Records provided »
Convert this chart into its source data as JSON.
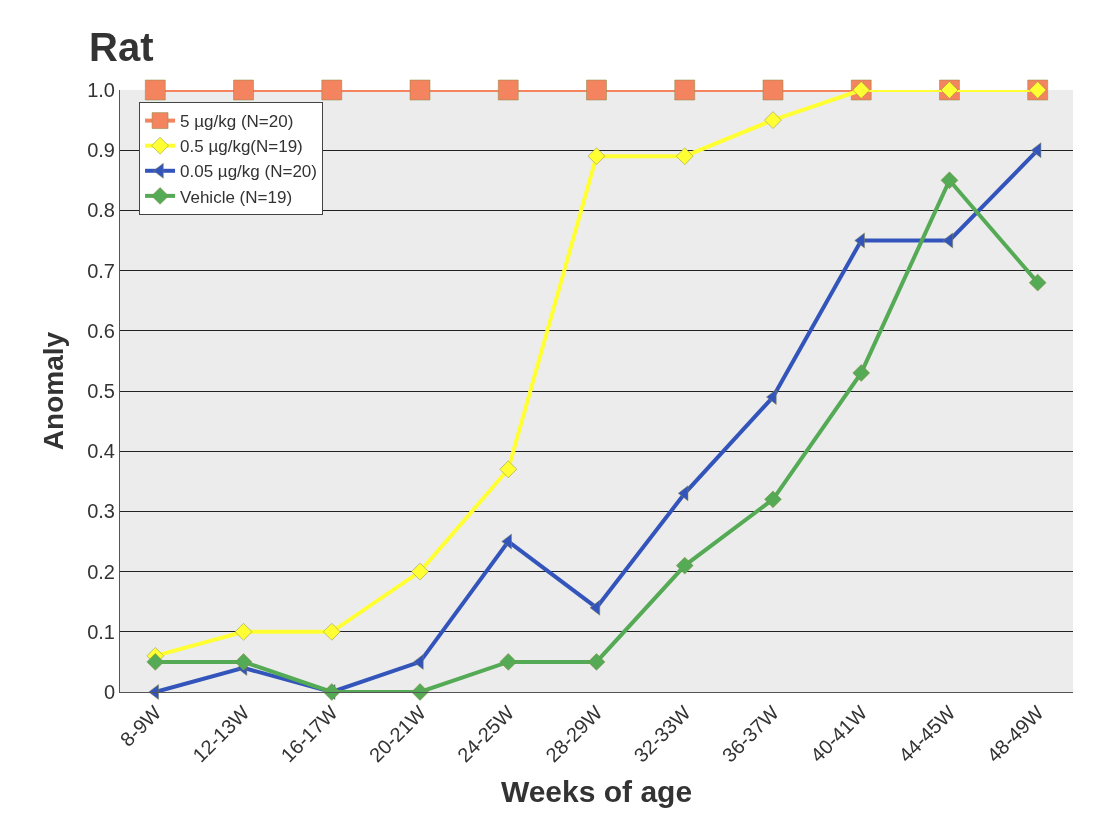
{
  "chart_data": {
    "type": "line",
    "title": "Rat",
    "xlabel": "Weeks of age",
    "ylabel": "Anomaly",
    "categories": [
      "8-9W",
      "12-13W",
      "16-17W",
      "20-21W",
      "24-25W",
      "28-29W",
      "32-33W",
      "36-37W",
      "40-41W",
      "44-45W",
      "48-49W"
    ],
    "series": [
      {
        "name": "5 µg/kg (N=20)",
        "color": "#f4845f",
        "marker": "square",
        "values": [
          1.0,
          1.0,
          1.0,
          1.0,
          1.0,
          1.0,
          1.0,
          1.0,
          1.0,
          1.0,
          1.0
        ]
      },
      {
        "name": "0.5 µg/kg(N=19)",
        "color": "#ffff33",
        "marker": "diamond",
        "values": [
          0.06,
          0.1,
          0.1,
          0.2,
          0.37,
          0.89,
          0.89,
          0.95,
          1.0,
          1.0,
          1.0
        ]
      },
      {
        "name": "0.05 µg/kg (N=20)",
        "color": "#3355bb",
        "marker": "triangle",
        "values": [
          0,
          0.04,
          0,
          0.05,
          0.25,
          0.14,
          0.33,
          0.49,
          0.75,
          0.75,
          0.9
        ]
      },
      {
        "name": "Vehicle (N=19)",
        "color": "#55aa55",
        "marker": "diamond",
        "values": [
          0.05,
          0.05,
          0,
          0,
          0.05,
          0.05,
          0.21,
          0.32,
          0.53,
          0.85,
          0.68
        ]
      }
    ],
    "ylim": [
      0,
      1.0
    ],
    "yticks": [
      0,
      0.1,
      0.2,
      0.3,
      0.4,
      0.5,
      0.6,
      0.7,
      0.8,
      0.9,
      {
        "value": 1.0,
        "label": "1.0"
      }
    ],
    "grid": "y",
    "legend": "top left"
  }
}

Task description » Write out every line of the entries that holds the word "color".

Result of the task »
        "color": "#f4845f",
        "color": "#ffff33",
        "color": "#3355bb",
        "color": "#55aa55",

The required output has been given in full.